**Excerpt**
------------------------------
Quite exciting, and a tradeoff that may be worth it for Git hosters. I
expect that this is going to be an extreme example of the benefits
provided by your patch series -- do you by any chance also have "real"
numbers that make it possible to quantify the effect a bit better?

No worry if you don't, I'm just curious.

> I think there is still some opportunity to close this gap, since the
> "packing" strategy here is extremely naive. In a production setting, I'm
> sure that there are more well thought out repacking strategies that
> would produce more similar clone sizes.
> 
> I considered breaking this series up into smaller chunks, but was
> unsatisfied with the result. Since this series is rather large, if you
> have alternate suggestions on better ways to structure this, please let
> me know.
------------------------------
**What you should do**
Please extend the reply above about the Git patch series, carrying it on past its last quoted line.

**Recorded data**
------------------------------
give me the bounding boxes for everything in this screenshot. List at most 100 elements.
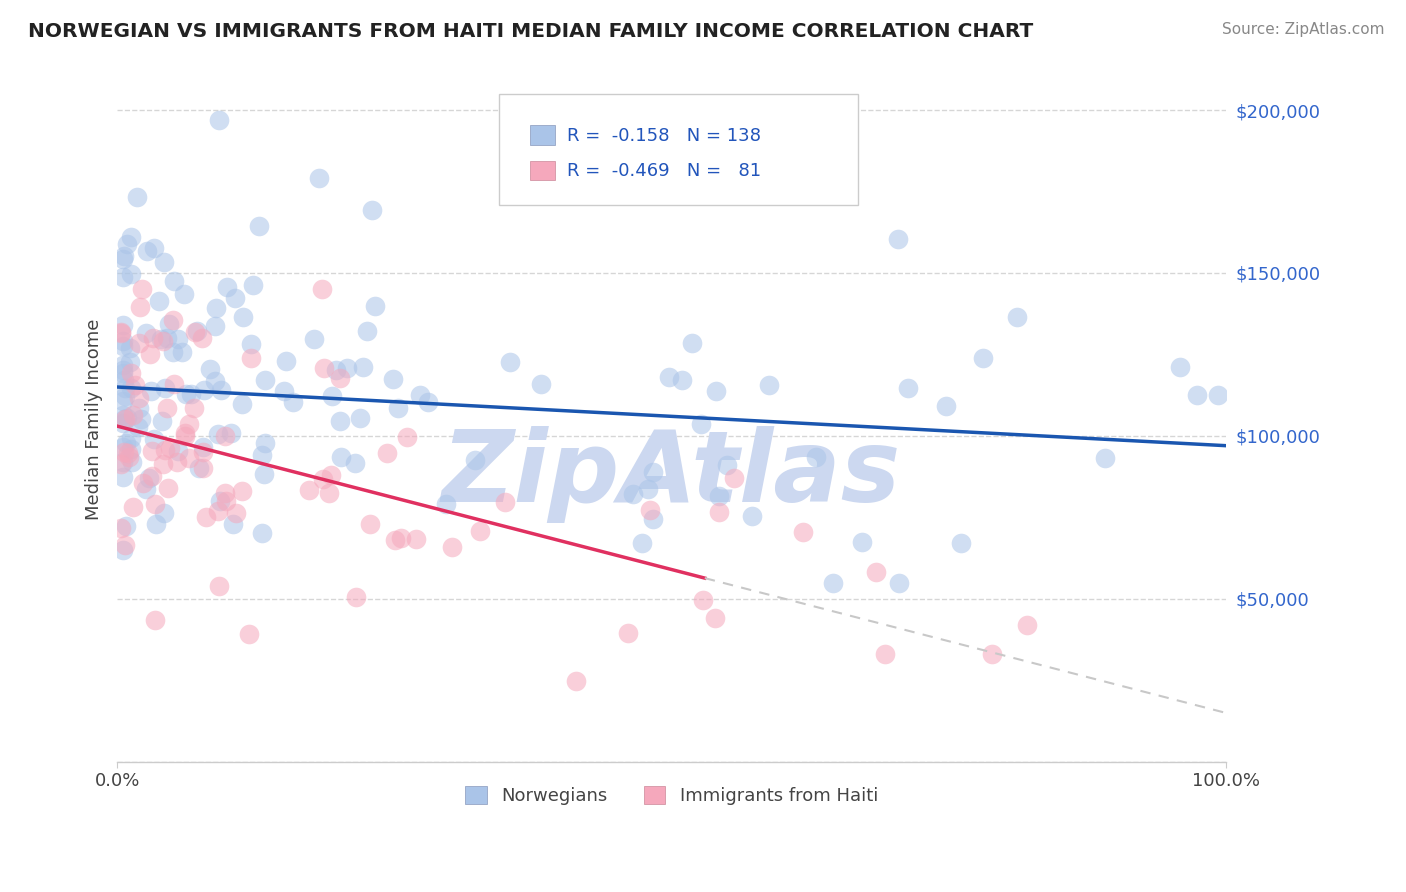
------------------------------
**Reply**
The series is indeed very involved to review. I only made it up to patch
8/24 and already spent quite some time on it. So I'd certainly welcome
it if this was split up into smaller parts, but don't have a suggestion
as to how this should be done (also because I didn't yet read the other
16 patches).

I'll review the remaining patches at a later point in time.

Patrick

> Thanks in advance for your review!
> 
> Taylor Blau (24):
>   pack-objects: free packing_data in more places
>   pack-bitmap-write: deep-clear the `bb_commit` slab
>   pack-bitmap: plug leak in find_objects()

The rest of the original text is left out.